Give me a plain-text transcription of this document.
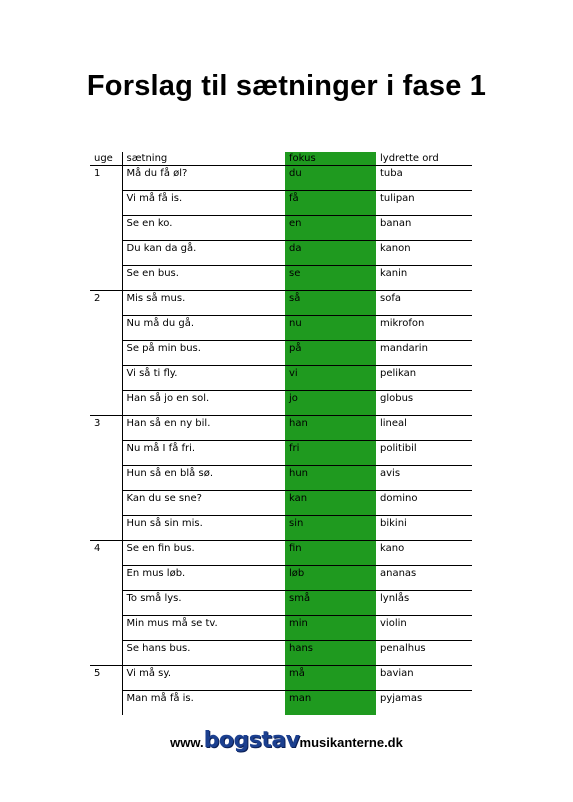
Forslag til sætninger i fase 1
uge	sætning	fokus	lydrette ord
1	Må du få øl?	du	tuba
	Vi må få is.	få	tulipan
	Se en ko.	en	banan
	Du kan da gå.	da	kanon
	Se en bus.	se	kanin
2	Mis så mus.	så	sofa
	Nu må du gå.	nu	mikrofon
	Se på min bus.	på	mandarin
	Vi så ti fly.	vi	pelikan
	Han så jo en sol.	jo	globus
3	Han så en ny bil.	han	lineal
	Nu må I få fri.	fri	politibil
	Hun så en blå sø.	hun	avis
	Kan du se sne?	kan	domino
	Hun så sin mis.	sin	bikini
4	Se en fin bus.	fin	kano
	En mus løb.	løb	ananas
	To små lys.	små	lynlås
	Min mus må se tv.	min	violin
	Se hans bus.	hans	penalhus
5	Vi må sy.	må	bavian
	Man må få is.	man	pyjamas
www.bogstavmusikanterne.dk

...

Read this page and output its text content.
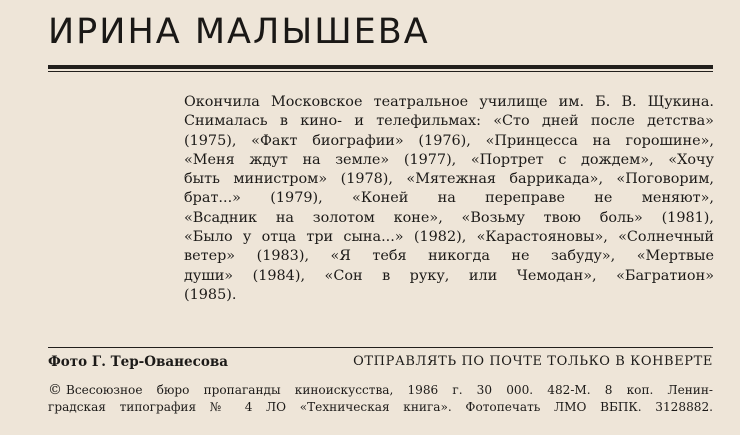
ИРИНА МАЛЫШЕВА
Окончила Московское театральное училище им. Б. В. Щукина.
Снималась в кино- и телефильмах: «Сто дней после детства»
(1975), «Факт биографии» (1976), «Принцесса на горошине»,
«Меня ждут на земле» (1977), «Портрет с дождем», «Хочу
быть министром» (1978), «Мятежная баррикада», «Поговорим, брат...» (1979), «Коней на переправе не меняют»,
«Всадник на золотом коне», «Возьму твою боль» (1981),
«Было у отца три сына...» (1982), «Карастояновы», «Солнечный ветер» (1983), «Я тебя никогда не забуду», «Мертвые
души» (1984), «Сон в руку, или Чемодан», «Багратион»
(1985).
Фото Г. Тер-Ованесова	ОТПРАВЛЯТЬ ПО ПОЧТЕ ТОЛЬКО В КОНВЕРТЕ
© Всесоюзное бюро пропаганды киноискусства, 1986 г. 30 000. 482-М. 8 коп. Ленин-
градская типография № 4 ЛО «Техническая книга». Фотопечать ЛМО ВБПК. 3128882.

-- WHAT THE TASK REQUIRES --
Return only those lines of the records that contain the string "this".

-- TASK RESPONSE --
Give me a plain-text transcription of this document.
Read this page and output its text content.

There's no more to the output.